**Records to use:**
---

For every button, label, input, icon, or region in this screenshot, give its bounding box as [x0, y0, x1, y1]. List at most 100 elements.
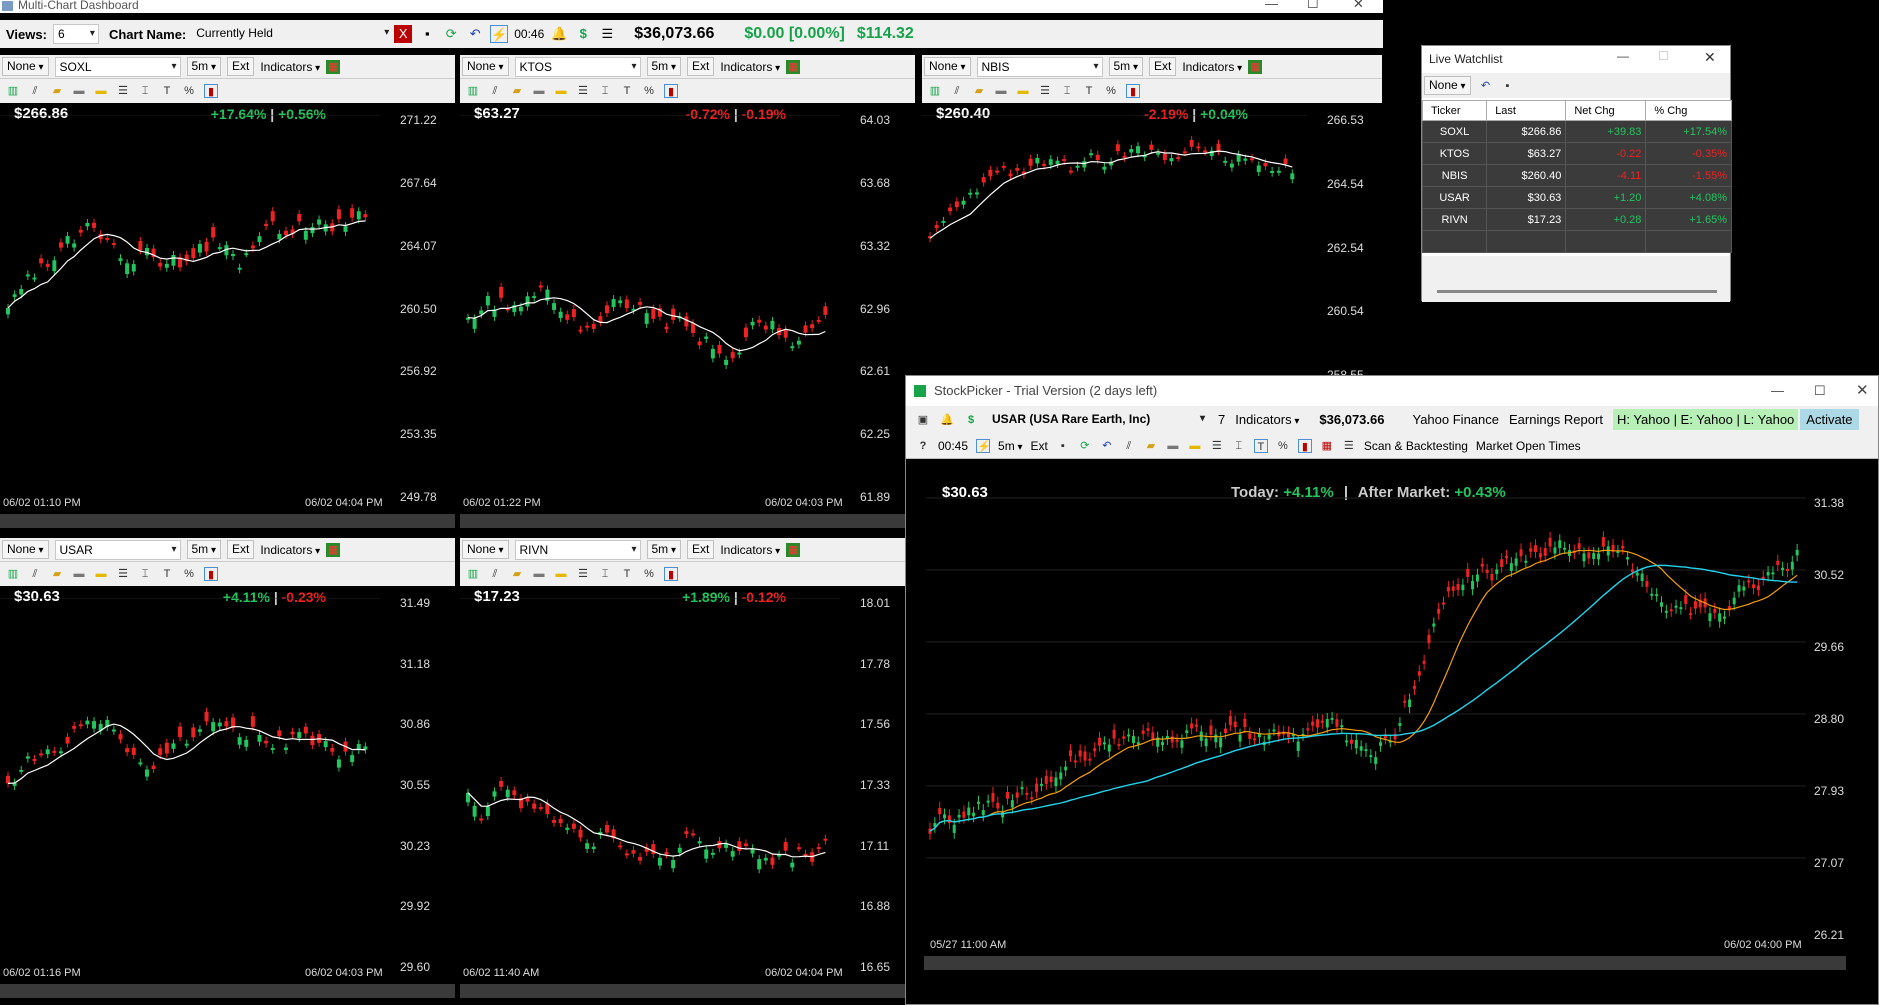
panel-candle-icon[interactable]: ▮	[664, 84, 678, 98]
panel-ext-button[interactable]: Ext	[226, 57, 255, 76]
watchlist-minimize-icon[interactable]: —	[1617, 49, 1629, 63]
sp-refresh-icon[interactable]: ⟳	[1078, 439, 1092, 453]
delete-chart-icon[interactable]: X	[394, 25, 413, 43]
panel-gray-line-icon[interactable]: ▬	[994, 84, 1008, 98]
panel-yellow-line-icon[interactable]: ▬	[554, 84, 568, 98]
panel-chart-icon[interactable]: ▦	[326, 59, 341, 74]
panel-hlines-icon[interactable]: ☰	[1038, 84, 1052, 98]
sp-help-icon[interactable]: ?	[916, 439, 930, 453]
watchlist-row[interactable]: KTOS $63.27 -0.22 -0.35%	[1421, 142, 1732, 165]
sp-yahoo-finance-link[interactable]: Yahoo Finance	[1413, 412, 1500, 427]
sp-gray-line-icon[interactable]: ▬	[1166, 439, 1180, 453]
panel-gray-line-icon[interactable]: ▬	[532, 567, 546, 581]
watchlist-header[interactable]: Last	[1486, 100, 1567, 121]
panel-trendline-icon[interactable]: ⫽	[488, 567, 502, 581]
sp-fib-icon[interactable]: ⌶	[1232, 439, 1246, 453]
watchlist-undo-icon[interactable]: ↶	[1479, 79, 1493, 93]
sp-yellow-line-icon[interactable]: ▬	[1188, 439, 1202, 453]
panel-yellow-line-icon[interactable]: ▬	[94, 567, 108, 581]
panel-trendline-icon[interactable]: ⫽	[950, 84, 964, 98]
panel-chart-type-icon[interactable]: ▥	[466, 84, 480, 98]
panel-gray-line-icon[interactable]: ▬	[72, 567, 86, 581]
panel-highlighter-icon[interactable]: ▰	[50, 84, 64, 98]
panel-indicators-button[interactable]: Indicators	[260, 60, 320, 74]
save-icon[interactable]: ▪	[418, 25, 436, 43]
sp-percent-icon[interactable]: %	[1276, 439, 1290, 453]
sp-activate-button[interactable]: Activate	[1800, 409, 1859, 430]
panel-text-icon[interactable]: T	[160, 84, 174, 98]
panel-indicators-button[interactable]: Indicators	[720, 543, 780, 557]
panel-candle-chart[interactable]	[460, 598, 855, 972]
panel-ticker-input[interactable]: USAR	[54, 539, 181, 560]
sp-minimize-icon[interactable]: —	[1771, 376, 1784, 406]
minimize-icon[interactable]: —	[1265, 0, 1278, 10]
panel-none-select[interactable]: None	[462, 57, 509, 76]
panel-fib-icon[interactable]: ⌶	[138, 84, 152, 98]
panel-ticker-input[interactable]: NBIS	[976, 56, 1103, 77]
panel-percent-icon[interactable]: %	[642, 567, 656, 581]
sp-maximize-icon[interactable]: ☐	[1814, 376, 1826, 406]
panel-ticker-input[interactable]: KTOS	[514, 56, 641, 77]
panel-scrollbar[interactable]	[0, 984, 455, 998]
panel-interval-select[interactable]: 5m	[1108, 57, 1143, 76]
panel-fib-icon[interactable]: ⌶	[598, 84, 612, 98]
watchlist-close-icon[interactable]: ✕	[1704, 49, 1716, 66]
panel-ext-button[interactable]: Ext	[686, 540, 715, 559]
panel-chart-type-icon[interactable]: ▥	[6, 84, 20, 98]
panel-trendline-icon[interactable]: ⫽	[28, 84, 42, 98]
panel-scrollbar[interactable]	[460, 984, 915, 998]
panel-indicators-button[interactable]: Indicators	[720, 60, 780, 74]
sp-earnings-report-link[interactable]: Earnings Report	[1509, 412, 1603, 427]
close-icon[interactable]: ✕	[1353, 0, 1364, 10]
sp-lightning-icon[interactable]: ⚡	[976, 438, 991, 453]
watchlist-row[interactable]: NBIS $260.40 -4.11 -1.55%	[1421, 164, 1732, 187]
panel-highlighter-icon[interactable]: ▰	[510, 84, 524, 98]
watchlist-row[interactable]: RIVN $17.23 +0.28 +1.65%	[1421, 208, 1732, 231]
panel-candle-chart[interactable]	[460, 115, 855, 502]
sp-source-badge[interactable]: H: Yahoo | E: Yahoo | L: Yahoo	[1612, 409, 1799, 430]
panel-text-icon[interactable]: T	[1082, 84, 1096, 98]
panel-ext-button[interactable]: Ext	[226, 540, 255, 559]
panel-hlines-icon[interactable]: ☰	[116, 84, 130, 98]
watchlist-none-select[interactable]: None	[1424, 76, 1471, 95]
maximize-icon[interactable]: ☐	[1307, 0, 1319, 10]
watchlist-row[interactable]: SOXL $266.86 +39.83 +17.54%	[1421, 120, 1732, 143]
undo-icon[interactable]: ↶	[466, 25, 484, 43]
sp-highlighter-icon[interactable]: ▰	[1144, 439, 1158, 453]
panel-chart-type-icon[interactable]: ▥	[466, 567, 480, 581]
dollar-icon[interactable]: $	[574, 25, 592, 43]
panel-text-icon[interactable]: T	[160, 567, 174, 581]
sp-close-icon[interactable]: ✕	[1856, 376, 1869, 406]
bell-icon[interactable]: 🔔	[550, 25, 568, 43]
panel-percent-icon[interactable]: %	[182, 84, 196, 98]
panel-none-select[interactable]: None	[2, 57, 49, 76]
sp-chart[interactable]	[926, 476, 1826, 916]
panel-none-select[interactable]: None	[924, 57, 971, 76]
sp-text-icon[interactable]: T	[1253, 438, 1268, 453]
panel-percent-icon[interactable]: %	[182, 567, 196, 581]
panel-ext-button[interactable]: Ext	[686, 57, 715, 76]
panel-gray-line-icon[interactable]: ▬	[72, 84, 86, 98]
panel-chart-type-icon[interactable]: ▥	[928, 84, 942, 98]
panel-fib-icon[interactable]: ⌶	[1060, 84, 1074, 98]
panel-fib-icon[interactable]: ⌶	[138, 567, 152, 581]
views-select[interactable]: 6	[52, 24, 99, 44]
panel-candle-icon[interactable]: ▮	[204, 567, 218, 581]
panel-yellow-line-icon[interactable]: ▬	[1016, 84, 1030, 98]
panel-ticker-input[interactable]: RIVN	[514, 539, 641, 560]
watchlist-row[interactable]: USAR $30.63 +1.20 +4.08%	[1421, 186, 1732, 209]
panel-candle-chart[interactable]	[922, 115, 1322, 375]
sp-undo-icon[interactable]: ↶	[1100, 439, 1114, 453]
panel-hlines-icon[interactable]: ☰	[576, 84, 590, 98]
sp-chart-icon[interactable]: ▦	[1320, 439, 1334, 453]
panel-candle-icon[interactable]: ▮	[664, 567, 678, 581]
panel-interval-select[interactable]: 5m	[186, 540, 221, 559]
sp-candle-icon[interactable]: ▮	[1297, 438, 1312, 453]
panel-scrollbar[interactable]	[460, 514, 915, 528]
watchlist-scrollbar[interactable]	[1437, 290, 1717, 293]
panel-highlighter-icon[interactable]: ▰	[510, 567, 524, 581]
panel-candle-chart[interactable]	[0, 598, 395, 972]
panel-hlines-icon[interactable]: ☰	[116, 567, 130, 581]
panel-ext-button[interactable]: Ext	[1148, 57, 1177, 76]
panel-candle-icon[interactable]: ▮	[204, 84, 218, 98]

---

**Set task:** Please count the lines in the data above that contain the string "button", treating uppercase and lowercase as different, and give only the number.

**Result for this task:** 10